=== Record excerpts ===

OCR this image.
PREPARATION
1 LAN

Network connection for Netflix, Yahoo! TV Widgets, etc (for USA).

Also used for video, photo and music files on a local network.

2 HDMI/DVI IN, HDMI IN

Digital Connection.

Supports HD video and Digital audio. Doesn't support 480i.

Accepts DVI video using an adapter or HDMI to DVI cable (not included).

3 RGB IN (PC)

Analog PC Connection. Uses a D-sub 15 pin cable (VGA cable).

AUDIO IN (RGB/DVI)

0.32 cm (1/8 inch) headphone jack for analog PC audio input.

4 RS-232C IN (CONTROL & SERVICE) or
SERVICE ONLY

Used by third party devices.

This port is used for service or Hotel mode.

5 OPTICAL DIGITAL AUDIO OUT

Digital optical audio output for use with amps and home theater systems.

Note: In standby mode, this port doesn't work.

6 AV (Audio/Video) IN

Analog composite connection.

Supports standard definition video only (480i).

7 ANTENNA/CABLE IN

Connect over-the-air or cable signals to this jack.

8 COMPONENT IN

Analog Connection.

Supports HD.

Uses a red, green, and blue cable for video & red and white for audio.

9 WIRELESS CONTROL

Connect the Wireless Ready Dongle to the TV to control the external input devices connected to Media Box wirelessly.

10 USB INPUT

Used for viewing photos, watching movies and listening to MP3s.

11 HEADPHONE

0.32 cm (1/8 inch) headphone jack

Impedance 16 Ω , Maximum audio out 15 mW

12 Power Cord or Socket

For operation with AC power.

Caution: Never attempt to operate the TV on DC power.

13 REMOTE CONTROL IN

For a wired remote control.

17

===

What this task involves: Reproduce each line of the material above precisely.

Task output:
OCR this image.
PREPARATION
1 LAN

Network connection for Netflix, Yahoo! TV Widgets, etc (for USA).

Also used for video, photo and music files on a local network.

2 HDMI/DVI IN, HDMI IN

Digital Connection.

Supports HD video and Digital audio. Doesn't support 480i.

Accepts DVI video using an adapter or HDMI to DVI cable (not included).

3 RGB IN (PC)

Analog PC Connection. Uses a D-sub 15 pin cable (VGA cable).

AUDIO IN (RGB/DVI)

0.32 cm (1/8 inch) headphone jack for analog PC audio input.

4 RS-232C IN (CONTROL & SERVICE) or
SERVICE ONLY

Used by third party devices.

This port is used for service or Hotel mode.

5 OPTICAL DIGITAL AUDIO OUT

Digital optical audio output for use with amps and home theater systems.

Note: In standby mode, this port doesn't work.

6 AV (Audio/Video) IN

Analog composite connection.

Supports standard definition video only (480i).

7 ANTENNA/CABLE IN

Connect over-the-air or cable signals to this jack.

8 COMPONENT IN

Analog Connection.

Supports HD.

Uses a red, green, and blue cable for video & red and white for audio.

9 WIRELESS CONTROL

Connect the Wireless Ready Dongle to the TV to control the external input devices connected to Media Box wirelessly.

10 USB INPUT

Used for viewing photos, watching movies and listening to MP3s.

11 HEADPHONE

0.32 cm (1/8 inch) headphone jack

Impedance 16 Ω , Maximum audio out 15 mW

12 Power Cord or Socket

For operation with AC power.

Caution: Never attempt to operate the TV on DC power.

13 REMOTE CONTROL IN

For a wired remote control.

17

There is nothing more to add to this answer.